# [Challenge]
Count how many lines contain the word "title". Please give only the number.

(Stored data entries)
━━━━━━━━

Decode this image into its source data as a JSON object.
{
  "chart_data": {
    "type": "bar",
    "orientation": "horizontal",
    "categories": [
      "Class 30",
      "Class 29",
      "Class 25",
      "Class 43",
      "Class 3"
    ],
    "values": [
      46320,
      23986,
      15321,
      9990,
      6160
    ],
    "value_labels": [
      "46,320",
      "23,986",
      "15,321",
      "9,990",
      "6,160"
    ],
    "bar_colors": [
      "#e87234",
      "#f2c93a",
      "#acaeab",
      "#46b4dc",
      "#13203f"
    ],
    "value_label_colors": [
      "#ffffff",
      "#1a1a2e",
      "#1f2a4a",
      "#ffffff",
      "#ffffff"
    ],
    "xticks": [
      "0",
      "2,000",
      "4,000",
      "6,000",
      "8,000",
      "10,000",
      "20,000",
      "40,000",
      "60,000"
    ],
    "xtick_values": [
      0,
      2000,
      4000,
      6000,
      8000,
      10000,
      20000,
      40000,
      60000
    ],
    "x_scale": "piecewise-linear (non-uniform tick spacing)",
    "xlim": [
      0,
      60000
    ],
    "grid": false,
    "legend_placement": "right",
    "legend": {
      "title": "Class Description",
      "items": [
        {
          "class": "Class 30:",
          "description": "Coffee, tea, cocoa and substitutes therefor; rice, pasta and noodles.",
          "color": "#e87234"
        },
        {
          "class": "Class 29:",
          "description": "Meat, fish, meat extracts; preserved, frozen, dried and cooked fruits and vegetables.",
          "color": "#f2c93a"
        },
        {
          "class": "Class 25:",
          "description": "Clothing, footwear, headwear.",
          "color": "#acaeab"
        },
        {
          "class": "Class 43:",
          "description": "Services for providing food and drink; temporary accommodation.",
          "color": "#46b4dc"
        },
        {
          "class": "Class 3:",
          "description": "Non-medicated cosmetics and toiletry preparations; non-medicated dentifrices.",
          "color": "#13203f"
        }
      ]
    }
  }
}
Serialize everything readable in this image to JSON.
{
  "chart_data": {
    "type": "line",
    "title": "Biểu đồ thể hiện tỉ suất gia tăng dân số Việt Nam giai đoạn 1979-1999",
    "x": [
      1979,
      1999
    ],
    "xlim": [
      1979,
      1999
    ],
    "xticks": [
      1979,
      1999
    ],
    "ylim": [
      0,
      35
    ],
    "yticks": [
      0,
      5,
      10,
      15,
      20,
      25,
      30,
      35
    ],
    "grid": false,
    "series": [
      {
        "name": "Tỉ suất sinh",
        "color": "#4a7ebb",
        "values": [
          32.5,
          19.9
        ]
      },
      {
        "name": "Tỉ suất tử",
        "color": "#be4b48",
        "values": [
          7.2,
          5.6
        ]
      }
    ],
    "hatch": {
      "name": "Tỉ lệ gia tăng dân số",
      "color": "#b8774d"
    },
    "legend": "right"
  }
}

━━━━━━━━

# [Final answer]
2